Structured figure records
— START —

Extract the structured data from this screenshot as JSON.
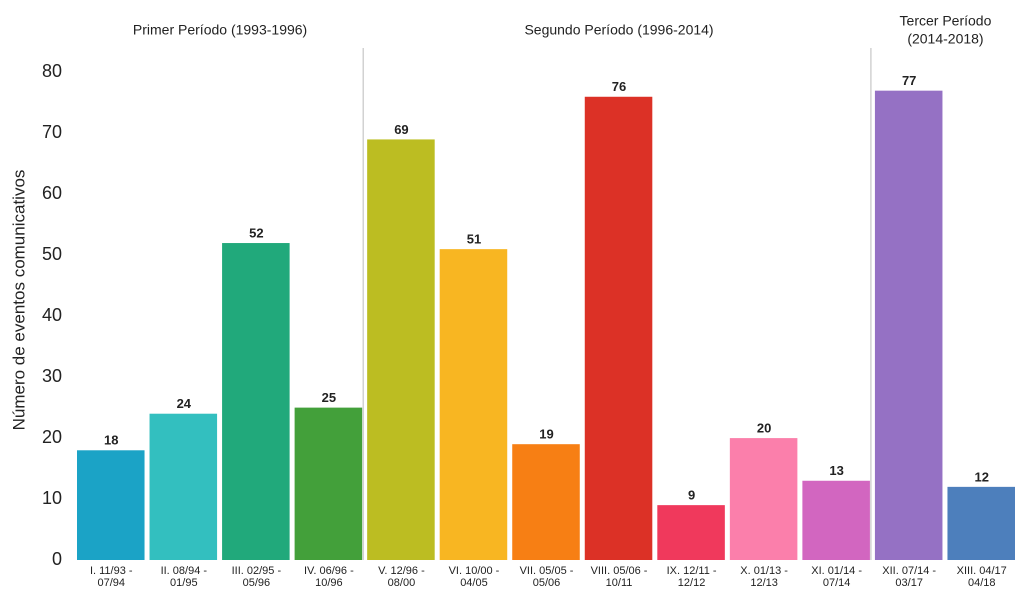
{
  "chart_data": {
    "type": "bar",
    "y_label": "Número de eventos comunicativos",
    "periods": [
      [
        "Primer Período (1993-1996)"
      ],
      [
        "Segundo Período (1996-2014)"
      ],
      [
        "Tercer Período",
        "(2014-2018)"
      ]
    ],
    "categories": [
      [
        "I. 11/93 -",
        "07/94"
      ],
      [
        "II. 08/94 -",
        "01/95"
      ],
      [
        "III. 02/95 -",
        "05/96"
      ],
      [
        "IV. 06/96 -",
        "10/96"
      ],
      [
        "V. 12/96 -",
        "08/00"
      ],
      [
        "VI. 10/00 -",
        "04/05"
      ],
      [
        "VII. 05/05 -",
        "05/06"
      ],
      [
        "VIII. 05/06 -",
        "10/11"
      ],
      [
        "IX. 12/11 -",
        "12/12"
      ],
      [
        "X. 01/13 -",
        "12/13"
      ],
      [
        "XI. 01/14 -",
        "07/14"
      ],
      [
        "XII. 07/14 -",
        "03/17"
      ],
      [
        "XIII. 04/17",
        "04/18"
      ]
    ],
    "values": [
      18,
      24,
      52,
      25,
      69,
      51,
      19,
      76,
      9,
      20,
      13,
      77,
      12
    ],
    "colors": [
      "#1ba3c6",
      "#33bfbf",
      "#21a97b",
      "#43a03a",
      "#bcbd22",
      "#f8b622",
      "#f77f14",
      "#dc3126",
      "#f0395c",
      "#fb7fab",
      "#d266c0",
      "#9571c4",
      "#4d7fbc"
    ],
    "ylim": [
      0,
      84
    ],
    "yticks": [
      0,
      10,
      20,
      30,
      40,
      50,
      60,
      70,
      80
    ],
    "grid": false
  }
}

— END —
— START —

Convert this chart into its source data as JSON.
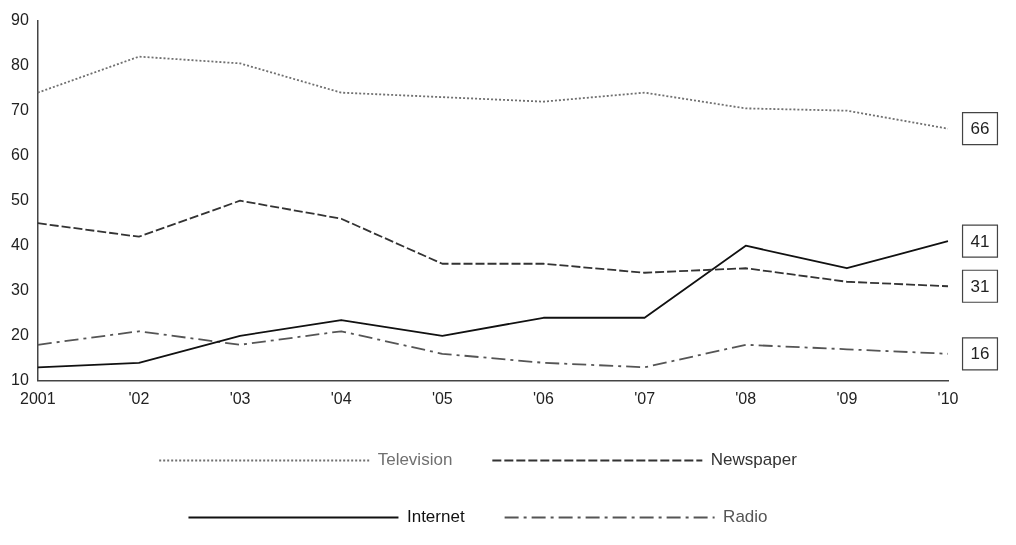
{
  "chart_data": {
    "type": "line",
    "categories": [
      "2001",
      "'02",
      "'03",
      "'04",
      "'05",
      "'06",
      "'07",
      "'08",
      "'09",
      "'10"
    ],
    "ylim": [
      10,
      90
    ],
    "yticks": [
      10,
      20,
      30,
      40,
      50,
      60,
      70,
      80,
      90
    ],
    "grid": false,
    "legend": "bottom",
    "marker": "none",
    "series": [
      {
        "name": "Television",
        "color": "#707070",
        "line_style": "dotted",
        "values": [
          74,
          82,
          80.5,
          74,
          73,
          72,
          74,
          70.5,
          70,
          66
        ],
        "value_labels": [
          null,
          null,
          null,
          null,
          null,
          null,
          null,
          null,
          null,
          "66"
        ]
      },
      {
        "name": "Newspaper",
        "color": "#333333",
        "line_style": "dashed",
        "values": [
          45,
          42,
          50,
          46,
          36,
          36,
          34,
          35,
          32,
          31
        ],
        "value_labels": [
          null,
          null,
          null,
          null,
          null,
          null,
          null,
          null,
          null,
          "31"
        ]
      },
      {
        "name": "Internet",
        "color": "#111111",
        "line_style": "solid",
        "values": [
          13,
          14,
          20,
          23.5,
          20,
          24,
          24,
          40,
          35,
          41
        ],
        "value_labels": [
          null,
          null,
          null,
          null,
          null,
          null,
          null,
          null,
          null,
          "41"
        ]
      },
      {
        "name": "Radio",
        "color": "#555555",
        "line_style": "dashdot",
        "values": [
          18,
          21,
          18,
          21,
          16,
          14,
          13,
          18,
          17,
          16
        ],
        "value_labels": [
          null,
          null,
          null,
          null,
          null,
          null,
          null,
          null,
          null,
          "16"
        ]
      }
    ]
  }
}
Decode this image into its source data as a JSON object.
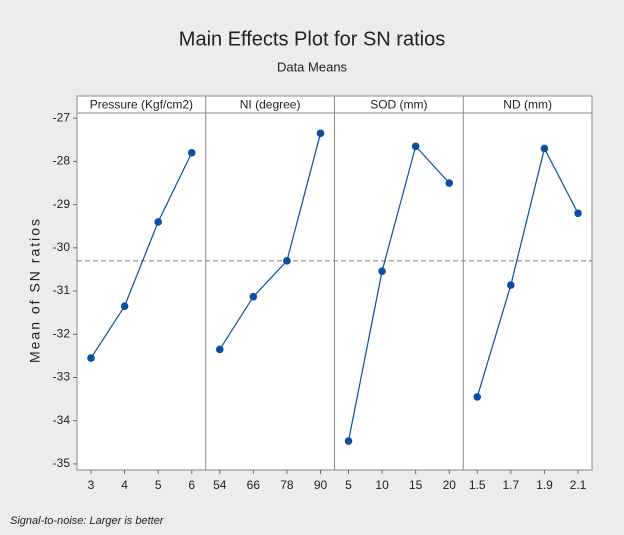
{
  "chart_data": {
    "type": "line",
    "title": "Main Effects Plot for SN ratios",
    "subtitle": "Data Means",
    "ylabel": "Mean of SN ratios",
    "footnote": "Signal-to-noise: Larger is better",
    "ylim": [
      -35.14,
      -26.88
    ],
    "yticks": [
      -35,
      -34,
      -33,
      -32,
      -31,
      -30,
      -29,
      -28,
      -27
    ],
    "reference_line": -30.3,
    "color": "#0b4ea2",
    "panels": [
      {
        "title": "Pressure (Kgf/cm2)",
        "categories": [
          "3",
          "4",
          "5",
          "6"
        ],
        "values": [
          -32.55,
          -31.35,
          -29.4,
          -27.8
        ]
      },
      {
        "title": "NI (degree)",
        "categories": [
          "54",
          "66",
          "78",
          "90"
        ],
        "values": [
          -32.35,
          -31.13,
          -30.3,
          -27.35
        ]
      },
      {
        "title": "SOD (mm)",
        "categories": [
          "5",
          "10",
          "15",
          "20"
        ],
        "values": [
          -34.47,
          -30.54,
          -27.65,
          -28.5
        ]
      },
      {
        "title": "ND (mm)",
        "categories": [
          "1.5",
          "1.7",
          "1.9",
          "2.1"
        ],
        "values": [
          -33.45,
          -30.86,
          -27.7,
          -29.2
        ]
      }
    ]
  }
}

— END —

THE TASK - Copy each line of the listing that contains the string "ratios".

WRITTEN SOLUTION -
    "title": "Main Effects Plot for SN ratios",
    "ylabel": "Mean of SN ratios",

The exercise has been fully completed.